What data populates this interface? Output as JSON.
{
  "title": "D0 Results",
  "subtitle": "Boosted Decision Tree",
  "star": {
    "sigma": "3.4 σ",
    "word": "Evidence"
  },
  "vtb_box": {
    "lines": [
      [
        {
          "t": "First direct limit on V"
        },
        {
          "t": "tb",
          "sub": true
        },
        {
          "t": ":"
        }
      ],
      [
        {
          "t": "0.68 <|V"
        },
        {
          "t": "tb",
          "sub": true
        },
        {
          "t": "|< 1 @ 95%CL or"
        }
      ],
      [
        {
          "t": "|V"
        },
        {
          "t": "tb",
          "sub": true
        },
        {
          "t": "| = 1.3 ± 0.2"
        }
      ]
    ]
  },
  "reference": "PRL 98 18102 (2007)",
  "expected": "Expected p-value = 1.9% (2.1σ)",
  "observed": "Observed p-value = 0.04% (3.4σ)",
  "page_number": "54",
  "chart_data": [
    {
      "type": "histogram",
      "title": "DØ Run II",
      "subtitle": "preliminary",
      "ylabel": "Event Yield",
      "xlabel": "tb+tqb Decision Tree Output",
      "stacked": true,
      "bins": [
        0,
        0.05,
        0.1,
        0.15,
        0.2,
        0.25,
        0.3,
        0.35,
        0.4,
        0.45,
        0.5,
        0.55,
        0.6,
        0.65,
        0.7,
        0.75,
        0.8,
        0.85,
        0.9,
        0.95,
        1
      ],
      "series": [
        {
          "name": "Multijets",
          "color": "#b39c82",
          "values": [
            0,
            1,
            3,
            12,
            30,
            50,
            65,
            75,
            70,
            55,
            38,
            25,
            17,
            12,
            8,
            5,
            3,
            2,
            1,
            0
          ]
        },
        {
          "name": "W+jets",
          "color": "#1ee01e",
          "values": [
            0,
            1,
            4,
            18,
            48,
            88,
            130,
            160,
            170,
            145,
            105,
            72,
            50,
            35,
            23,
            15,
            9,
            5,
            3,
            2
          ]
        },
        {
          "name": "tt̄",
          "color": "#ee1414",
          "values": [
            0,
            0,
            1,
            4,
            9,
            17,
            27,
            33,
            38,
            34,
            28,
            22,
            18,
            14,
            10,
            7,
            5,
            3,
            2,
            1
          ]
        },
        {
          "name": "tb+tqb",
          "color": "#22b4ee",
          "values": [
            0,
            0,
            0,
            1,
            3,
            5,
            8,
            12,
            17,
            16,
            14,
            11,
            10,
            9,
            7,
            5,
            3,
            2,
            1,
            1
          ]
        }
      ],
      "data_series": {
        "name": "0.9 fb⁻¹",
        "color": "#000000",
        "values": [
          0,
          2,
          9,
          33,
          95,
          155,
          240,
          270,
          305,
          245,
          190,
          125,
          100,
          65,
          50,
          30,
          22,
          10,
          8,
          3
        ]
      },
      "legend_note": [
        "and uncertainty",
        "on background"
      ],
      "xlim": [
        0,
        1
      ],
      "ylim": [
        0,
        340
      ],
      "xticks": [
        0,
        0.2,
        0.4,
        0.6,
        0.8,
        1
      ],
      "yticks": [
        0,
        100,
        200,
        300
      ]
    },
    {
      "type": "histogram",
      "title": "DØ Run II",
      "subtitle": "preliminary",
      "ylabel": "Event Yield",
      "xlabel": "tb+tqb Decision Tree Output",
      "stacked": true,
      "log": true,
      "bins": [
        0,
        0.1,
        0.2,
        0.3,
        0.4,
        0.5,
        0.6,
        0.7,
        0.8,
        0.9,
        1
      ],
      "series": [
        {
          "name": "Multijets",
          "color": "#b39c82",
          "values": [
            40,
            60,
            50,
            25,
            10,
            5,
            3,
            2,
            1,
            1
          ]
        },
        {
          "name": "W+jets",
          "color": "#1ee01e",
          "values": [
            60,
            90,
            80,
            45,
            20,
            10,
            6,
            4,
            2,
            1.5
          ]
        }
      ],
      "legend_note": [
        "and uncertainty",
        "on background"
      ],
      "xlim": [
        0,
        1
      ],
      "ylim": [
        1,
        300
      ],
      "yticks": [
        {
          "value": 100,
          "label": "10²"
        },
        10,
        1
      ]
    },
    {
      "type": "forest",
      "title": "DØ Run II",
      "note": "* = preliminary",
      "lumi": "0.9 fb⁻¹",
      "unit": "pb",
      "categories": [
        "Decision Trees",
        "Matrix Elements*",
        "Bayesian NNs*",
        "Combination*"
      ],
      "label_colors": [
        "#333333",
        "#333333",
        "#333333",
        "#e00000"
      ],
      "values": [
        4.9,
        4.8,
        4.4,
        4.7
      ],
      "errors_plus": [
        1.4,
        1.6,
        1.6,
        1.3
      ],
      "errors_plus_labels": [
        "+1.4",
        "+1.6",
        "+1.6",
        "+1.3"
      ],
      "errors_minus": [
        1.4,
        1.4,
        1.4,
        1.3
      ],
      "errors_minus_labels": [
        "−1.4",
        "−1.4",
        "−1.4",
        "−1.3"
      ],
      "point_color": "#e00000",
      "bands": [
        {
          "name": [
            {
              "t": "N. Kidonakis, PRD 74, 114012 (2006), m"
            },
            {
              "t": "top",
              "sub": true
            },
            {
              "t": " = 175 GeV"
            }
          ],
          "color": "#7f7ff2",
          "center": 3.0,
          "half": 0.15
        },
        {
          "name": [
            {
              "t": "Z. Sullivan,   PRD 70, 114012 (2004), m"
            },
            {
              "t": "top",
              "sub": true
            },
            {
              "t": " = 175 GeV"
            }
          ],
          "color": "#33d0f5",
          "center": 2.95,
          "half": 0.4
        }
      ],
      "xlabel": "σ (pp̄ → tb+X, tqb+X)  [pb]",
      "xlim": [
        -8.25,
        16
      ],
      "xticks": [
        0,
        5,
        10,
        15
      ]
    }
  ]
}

········

GIVEN INSTRUCTION - Can you reproduce all the material exactly?

COMPLETED EXERCISE -
What data populates this interface? Output as JSON.
{
  "title": "D0 Results",
  "subtitle": "Boosted Decision Tree",
  "star": {
    "sigma": "3.4 σ",
    "word": "Evidence"
  },
  "vtb_box": {
    "lines": [
      [
        {
          "t": "First direct limit on V"
        },
        {
          "t": "tb",
          "sub": true
        },
        {
          "t": ":"
        }
      ],
      [
        {
          "t": "0.68 <|V"
        },
        {
          "t": "tb",
          "sub": true
        },
        {
          "t": "|< 1 @ 95%CL or"
        }
      ],
      [
        {
          "t": "|V"
        },
        {
          "t": "tb",
          "sub": true
        },
        {
          "t": "| = 1.3 ± 0.2"
        }
      ]
    ]
  },
  "reference": "PRL 98 18102 (2007)",
  "expected": "Expected p-value = 1.9% (2.1σ)",
  "observed": "Observed p-value = 0.04% (3.4σ)",
  "page_number": "54",
  "chart_data": [
    {
      "type": "histogram",
      "title": "DØ Run II",
      "subtitle": "preliminary",
      "ylabel": "Event Yield",
      "xlabel": "tb+tqb Decision Tree Output",
      "stacked": true,
      "bins": [
        0,
        0.05,
        0.1,
        0.15,
        0.2,
        0.25,
        0.3,
        0.35,
        0.4,
        0.45,
        0.5,
        0.55,
        0.6,
        0.65,
        0.7,
        0.75,
        0.8,
        0.85,
        0.9,
        0.95,
        1
      ],
      "series": [
        {
          "name": "Multijets",
          "color": "#b39c82",
          "values": [
            0,
            1,
            3,
            12,
            30,
            50,
            65,
            75,
            70,
            55,
            38,
            25,
            17,
            12,
            8,
            5,
            3,
            2,
            1,
            0
          ]
        },
        {
          "name": "W+jets",
          "color": "#1ee01e",
          "values": [
            0,
            1,
            4,
            18,
            48,
            88,
            130,
            160,
            170,
            145,
            105,
            72,
            50,
            35,
            23,
            15,
            9,
            5,
            3,
            2
          ]
        },
        {
          "name": "tt̄",
          "color": "#ee1414",
          "values": [
            0,
            0,
            1,
            4,
            9,
            17,
            27,
            33,
            38,
            34,
            28,
            22,
            18,
            14,
            10,
            7,
            5,
            3,
            2,
            1
          ]
        },
        {
          "name": "tb+tqb",
          "color": "#22b4ee",
          "values": [
            0,
            0,
            0,
            1,
            3,
            5,
            8,
            12,
            17,
            16,
            14,
            11,
            10,
            9,
            7,
            5,
            3,
            2,
            1,
            1
          ]
        }
      ],
      "data_series": {
        "name": "0.9 fb⁻¹",
        "color": "#000000",
        "values": [
          0,
          2,
          9,
          33,
          95,
          155,
          240,
          270,
          305,
          245,
          190,
          125,
          100,
          65,
          50,
          30,
          22,
          10,
          8,
          3
        ]
      },
      "legend_note": [
        "and uncertainty",
        "on background"
      ],
      "xlim": [
        0,
        1
      ],
      "ylim": [
        0,
        340
      ],
      "xticks": [
        0,
        0.2,
        0.4,
        0.6,
        0.8,
        1
      ],
      "yticks": [
        0,
        100,
        200,
        300
      ]
    },
    {
      "type": "histogram",
      "title": "DØ Run II",
      "subtitle": "preliminary",
      "ylabel": "Event Yield",
      "xlabel": "tb+tqb Decision Tree Output",
      "stacked": true,
      "log": true,
      "bins": [
        0,
        0.1,
        0.2,
        0.3,
        0.4,
        0.5,
        0.6,
        0.7,
        0.8,
        0.9,
        1
      ],
      "series": [
        {
          "name": "Multijets",
          "color": "#b39c82",
          "values": [
            40,
            60,
            50,
            25,
            10,
            5,
            3,
            2,
            1,
            1
          ]
        },
        {
          "name": "W+jets",
          "color": "#1ee01e",
          "values": [
            60,
            90,
            80,
            45,
            20,
            10,
            6,
            4,
            2,
            1.5
          ]
        }
      ],
      "legend_note": [
        "and uncertainty",
        "on background"
      ],
      "xlim": [
        0,
        1
      ],
      "ylim": [
        1,
        300
      ],
      "yticks": [
        {
          "value": 100,
          "label": "10²"
        },
        10,
        1
      ]
    },
    {
      "type": "forest",
      "title": "DØ Run II",
      "note": "* = preliminary",
      "lumi": "0.9 fb⁻¹",
      "unit": "pb",
      "categories": [
        "Decision Trees",
        "Matrix Elements*",
        "Bayesian NNs*",
        "Combination*"
      ],
      "label_colors": [
        "#333333",
        "#333333",
        "#333333",
        "#e00000"
      ],
      "values": [
        4.9,
        4.8,
        4.4,
        4.7
      ],
      "errors_plus": [
        1.4,
        1.6,
        1.6,
        1.3
      ],
      "errors_plus_labels": [
        "+1.4",
        "+1.6",
        "+1.6",
        "+1.3"
      ],
      "errors_minus": [
        1.4,
        1.4,
        1.4,
        1.3
      ],
      "errors_minus_labels": [
        "−1.4",
        "−1.4",
        "−1.4",
        "−1.3"
      ],
      "point_color": "#e00000",
      "bands": [
        {
          "name": [
            {
              "t": "N. Kidonakis, PRD 74, 114012 (2006), m"
            },
            {
              "t": "top",
              "sub": true
            },
            {
              "t": " = 175 GeV"
            }
          ],
          "color": "#7f7ff2",
          "center": 3.0,
          "half": 0.15
        },
        {
          "name": [
            {
              "t": "Z. Sullivan,   PRD 70, 114012 (2004), m"
            },
            {
              "t": "top",
              "sub": true
            },
            {
              "t": " = 175 GeV"
            }
          ],
          "color": "#33d0f5",
          "center": 2.95,
          "half": 0.4
        }
      ],
      "xlabel": "σ (pp̄ → tb+X, tqb+X)  [pb]",
      "xlim": [
        -8.25,
        16
      ],
      "xticks": [
        0,
        5,
        10,
        15
      ]
    }
  ]
}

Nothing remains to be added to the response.